═════ SUPPLIED MATERIAL

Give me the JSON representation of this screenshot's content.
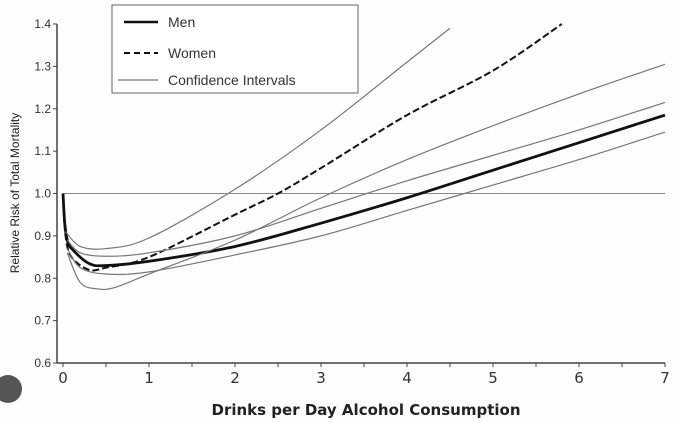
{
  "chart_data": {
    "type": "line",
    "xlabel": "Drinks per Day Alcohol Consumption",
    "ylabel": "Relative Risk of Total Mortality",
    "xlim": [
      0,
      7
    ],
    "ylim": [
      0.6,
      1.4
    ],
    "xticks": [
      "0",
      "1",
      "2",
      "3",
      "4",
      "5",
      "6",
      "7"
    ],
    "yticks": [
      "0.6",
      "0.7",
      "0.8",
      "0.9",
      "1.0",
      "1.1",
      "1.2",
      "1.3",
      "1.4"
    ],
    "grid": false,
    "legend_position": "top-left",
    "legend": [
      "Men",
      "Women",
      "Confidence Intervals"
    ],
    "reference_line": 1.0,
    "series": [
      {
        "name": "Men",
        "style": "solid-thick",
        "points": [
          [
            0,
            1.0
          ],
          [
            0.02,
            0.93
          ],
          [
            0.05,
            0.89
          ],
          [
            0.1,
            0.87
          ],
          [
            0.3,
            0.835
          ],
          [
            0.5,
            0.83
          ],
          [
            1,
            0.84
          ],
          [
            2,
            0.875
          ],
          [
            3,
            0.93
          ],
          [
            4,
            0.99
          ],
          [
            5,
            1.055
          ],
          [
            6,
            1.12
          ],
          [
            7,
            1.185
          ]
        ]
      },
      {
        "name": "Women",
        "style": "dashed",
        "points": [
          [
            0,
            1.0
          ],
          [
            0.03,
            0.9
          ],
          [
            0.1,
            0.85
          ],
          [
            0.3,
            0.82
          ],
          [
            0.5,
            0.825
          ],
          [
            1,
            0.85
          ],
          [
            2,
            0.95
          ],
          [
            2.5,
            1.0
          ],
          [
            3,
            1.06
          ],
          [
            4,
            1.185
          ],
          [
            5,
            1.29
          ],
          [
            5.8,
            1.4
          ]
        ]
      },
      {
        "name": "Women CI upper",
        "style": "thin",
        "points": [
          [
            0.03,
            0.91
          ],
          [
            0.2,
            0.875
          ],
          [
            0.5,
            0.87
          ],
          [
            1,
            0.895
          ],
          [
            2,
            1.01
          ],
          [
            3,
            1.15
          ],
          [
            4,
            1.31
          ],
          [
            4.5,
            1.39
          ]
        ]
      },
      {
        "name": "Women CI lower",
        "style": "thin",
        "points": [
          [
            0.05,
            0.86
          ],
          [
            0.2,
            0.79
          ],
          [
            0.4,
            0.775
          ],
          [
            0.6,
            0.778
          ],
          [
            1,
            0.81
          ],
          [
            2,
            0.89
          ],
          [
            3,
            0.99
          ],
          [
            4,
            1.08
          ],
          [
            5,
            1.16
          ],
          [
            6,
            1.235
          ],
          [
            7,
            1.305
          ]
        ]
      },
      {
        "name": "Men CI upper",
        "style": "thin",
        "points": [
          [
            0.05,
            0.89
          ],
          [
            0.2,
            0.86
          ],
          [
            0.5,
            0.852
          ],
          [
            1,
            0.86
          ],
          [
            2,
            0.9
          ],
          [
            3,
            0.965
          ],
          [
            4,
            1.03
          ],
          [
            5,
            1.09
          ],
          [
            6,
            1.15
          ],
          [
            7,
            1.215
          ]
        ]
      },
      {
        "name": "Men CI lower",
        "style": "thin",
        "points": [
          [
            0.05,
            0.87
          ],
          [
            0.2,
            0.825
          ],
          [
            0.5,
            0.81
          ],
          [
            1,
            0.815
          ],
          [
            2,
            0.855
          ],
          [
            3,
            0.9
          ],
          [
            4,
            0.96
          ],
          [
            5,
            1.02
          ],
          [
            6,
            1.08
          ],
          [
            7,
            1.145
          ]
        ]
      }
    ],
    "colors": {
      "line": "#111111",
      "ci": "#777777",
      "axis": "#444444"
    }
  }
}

══════════

* _REQUEST_: Leave images out of the retyped records; keep all else exact.

* _CORRECT OUTPUT_:
Give me the JSON representation of this screenshot's content.
{
  "chart_data": {
    "type": "line",
    "xlabel": "Drinks per Day Alcohol Consumption",
    "ylabel": "Relative Risk of Total Mortality",
    "xlim": [
      0,
      7
    ],
    "ylim": [
      0.6,
      1.4
    ],
    "xticks": [
      "0",
      "1",
      "2",
      "3",
      "4",
      "5",
      "6",
      "7"
    ],
    "yticks": [
      "0.6",
      "0.7",
      "0.8",
      "0.9",
      "1.0",
      "1.1",
      "1.2",
      "1.3",
      "1.4"
    ],
    "grid": false,
    "legend_position": "top-left",
    "legend": [
      "Men",
      "Women",
      "Confidence Intervals"
    ],
    "reference_line": 1.0,
    "series": [
      {
        "name": "Men",
        "style": "solid-thick",
        "points": [
          [
            0,
            1.0
          ],
          [
            0.02,
            0.93
          ],
          [
            0.05,
            0.89
          ],
          [
            0.1,
            0.87
          ],
          [
            0.3,
            0.835
          ],
          [
            0.5,
            0.83
          ],
          [
            1,
            0.84
          ],
          [
            2,
            0.875
          ],
          [
            3,
            0.93
          ],
          [
            4,
            0.99
          ],
          [
            5,
            1.055
          ],
          [
            6,
            1.12
          ],
          [
            7,
            1.185
          ]
        ]
      },
      {
        "name": "Women",
        "style": "dashed",
        "points": [
          [
            0,
            1.0
          ],
          [
            0.03,
            0.9
          ],
          [
            0.1,
            0.85
          ],
          [
            0.3,
            0.82
          ],
          [
            0.5,
            0.825
          ],
          [
            1,
            0.85
          ],
          [
            2,
            0.95
          ],
          [
            2.5,
            1.0
          ],
          [
            3,
            1.06
          ],
          [
            4,
            1.185
          ],
          [
            5,
            1.29
          ],
          [
            5.8,
            1.4
          ]
        ]
      },
      {
        "name": "Women CI upper",
        "style": "thin",
        "points": [
          [
            0.03,
            0.91
          ],
          [
            0.2,
            0.875
          ],
          [
            0.5,
            0.87
          ],
          [
            1,
            0.895
          ],
          [
            2,
            1.01
          ],
          [
            3,
            1.15
          ],
          [
            4,
            1.31
          ],
          [
            4.5,
            1.39
          ]
        ]
      },
      {
        "name": "Women CI lower",
        "style": "thin",
        "points": [
          [
            0.05,
            0.86
          ],
          [
            0.2,
            0.79
          ],
          [
            0.4,
            0.775
          ],
          [
            0.6,
            0.778
          ],
          [
            1,
            0.81
          ],
          [
            2,
            0.89
          ],
          [
            3,
            0.99
          ],
          [
            4,
            1.08
          ],
          [
            5,
            1.16
          ],
          [
            6,
            1.235
          ],
          [
            7,
            1.305
          ]
        ]
      },
      {
        "name": "Men CI upper",
        "style": "thin",
        "points": [
          [
            0.05,
            0.89
          ],
          [
            0.2,
            0.86
          ],
          [
            0.5,
            0.852
          ],
          [
            1,
            0.86
          ],
          [
            2,
            0.9
          ],
          [
            3,
            0.965
          ],
          [
            4,
            1.03
          ],
          [
            5,
            1.09
          ],
          [
            6,
            1.15
          ],
          [
            7,
            1.215
          ]
        ]
      },
      {
        "name": "Men CI lower",
        "style": "thin",
        "points": [
          [
            0.05,
            0.87
          ],
          [
            0.2,
            0.825
          ],
          [
            0.5,
            0.81
          ],
          [
            1,
            0.815
          ],
          [
            2,
            0.855
          ],
          [
            3,
            0.9
          ],
          [
            4,
            0.96
          ],
          [
            5,
            1.02
          ],
          [
            6,
            1.08
          ],
          [
            7,
            1.145
          ]
        ]
      }
    ],
    "colors": {
      "line": "#111111",
      "ci": "#777777",
      "axis": "#444444"
    }
  }
}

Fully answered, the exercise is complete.